** Begin Material for this task **
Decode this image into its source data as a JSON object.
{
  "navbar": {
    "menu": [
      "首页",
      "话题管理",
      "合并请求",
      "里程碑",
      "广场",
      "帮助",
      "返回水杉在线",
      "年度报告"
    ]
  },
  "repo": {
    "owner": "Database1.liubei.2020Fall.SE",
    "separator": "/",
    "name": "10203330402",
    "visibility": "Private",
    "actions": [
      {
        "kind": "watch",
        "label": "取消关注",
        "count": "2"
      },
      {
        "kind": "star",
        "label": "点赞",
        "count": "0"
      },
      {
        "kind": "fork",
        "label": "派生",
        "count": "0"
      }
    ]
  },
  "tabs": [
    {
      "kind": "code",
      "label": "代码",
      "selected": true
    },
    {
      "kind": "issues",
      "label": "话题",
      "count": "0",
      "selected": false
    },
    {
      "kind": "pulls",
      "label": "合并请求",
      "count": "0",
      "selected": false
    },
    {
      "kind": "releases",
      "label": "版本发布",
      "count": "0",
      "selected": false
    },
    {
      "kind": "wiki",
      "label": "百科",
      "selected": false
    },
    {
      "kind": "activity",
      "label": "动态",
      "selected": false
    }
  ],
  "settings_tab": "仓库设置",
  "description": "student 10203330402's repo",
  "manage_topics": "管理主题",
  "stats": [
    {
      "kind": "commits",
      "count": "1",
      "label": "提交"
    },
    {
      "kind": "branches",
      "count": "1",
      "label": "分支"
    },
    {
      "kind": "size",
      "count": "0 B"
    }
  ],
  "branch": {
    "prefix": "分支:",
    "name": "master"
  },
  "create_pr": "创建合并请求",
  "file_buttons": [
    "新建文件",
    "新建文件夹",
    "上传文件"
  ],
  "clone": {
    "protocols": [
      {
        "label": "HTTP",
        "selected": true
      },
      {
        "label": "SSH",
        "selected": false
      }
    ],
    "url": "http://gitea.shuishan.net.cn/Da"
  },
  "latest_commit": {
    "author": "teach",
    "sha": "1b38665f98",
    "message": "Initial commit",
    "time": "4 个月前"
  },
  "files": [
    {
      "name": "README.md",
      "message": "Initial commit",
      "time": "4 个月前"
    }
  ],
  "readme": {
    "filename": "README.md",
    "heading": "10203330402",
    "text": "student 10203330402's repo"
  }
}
** End Material for this task **
- **What to do**: Transcribe all of the entries without altering anything.

- **Finished exercise**:
Decode this image into its source data as a JSON object.
{
  "navbar": {
    "menu": [
      "首页",
      "话题管理",
      "合并请求",
      "里程碑",
      "广场",
      "帮助",
      "返回水杉在线",
      "年度报告"
    ]
  },
  "repo": {
    "owner": "Database1.liubei.2020Fall.SE",
    "separator": "/",
    "name": "10203330402",
    "visibility": "Private",
    "actions": [
      {
        "kind": "watch",
        "label": "取消关注",
        "count": "2"
      },
      {
        "kind": "star",
        "label": "点赞",
        "count": "0"
      },
      {
        "kind": "fork",
        "label": "派生",
        "count": "0"
      }
    ]
  },
  "tabs": [
    {
      "kind": "code",
      "label": "代码",
      "selected": true
    },
    {
      "kind": "issues",
      "label": "话题",
      "count": "0",
      "selected": false
    },
    {
      "kind": "pulls",
      "label": "合并请求",
      "count": "0",
      "selected": false
    },
    {
      "kind": "releases",
      "label": "版本发布",
      "count": "0",
      "selected": false
    },
    {
      "kind": "wiki",
      "label": "百科",
      "selected": false
    },
    {
      "kind": "activity",
      "label": "动态",
      "selected": false
    }
  ],
  "settings_tab": "仓库设置",
  "description": "student 10203330402's repo",
  "manage_topics": "管理主题",
  "stats": [
    {
      "kind": "commits",
      "count": "1",
      "label": "提交"
    },
    {
      "kind": "branches",
      "count": "1",
      "label": "分支"
    },
    {
      "kind": "size",
      "count": "0 B"
    }
  ],
  "branch": {
    "prefix": "分支:",
    "name": "master"
  },
  "create_pr": "创建合并请求",
  "file_buttons": [
    "新建文件",
    "新建文件夹",
    "上传文件"
  ],
  "clone": {
    "protocols": [
      {
        "label": "HTTP",
        "selected": true
      },
      {
        "label": "SSH",
        "selected": false
      }
    ],
    "url": "http://gitea.shuishan.net.cn/Da"
  },
  "latest_commit": {
    "author": "teach",
    "sha": "1b38665f98",
    "message": "Initial commit",
    "time": "4 个月前"
  },
  "files": [
    {
      "name": "README.md",
      "message": "Initial commit",
      "time": "4 个月前"
    }
  ],
  "readme": {
    "filename": "README.md",
    "heading": "10203330402",
    "text": "student 10203330402's repo"
  }
}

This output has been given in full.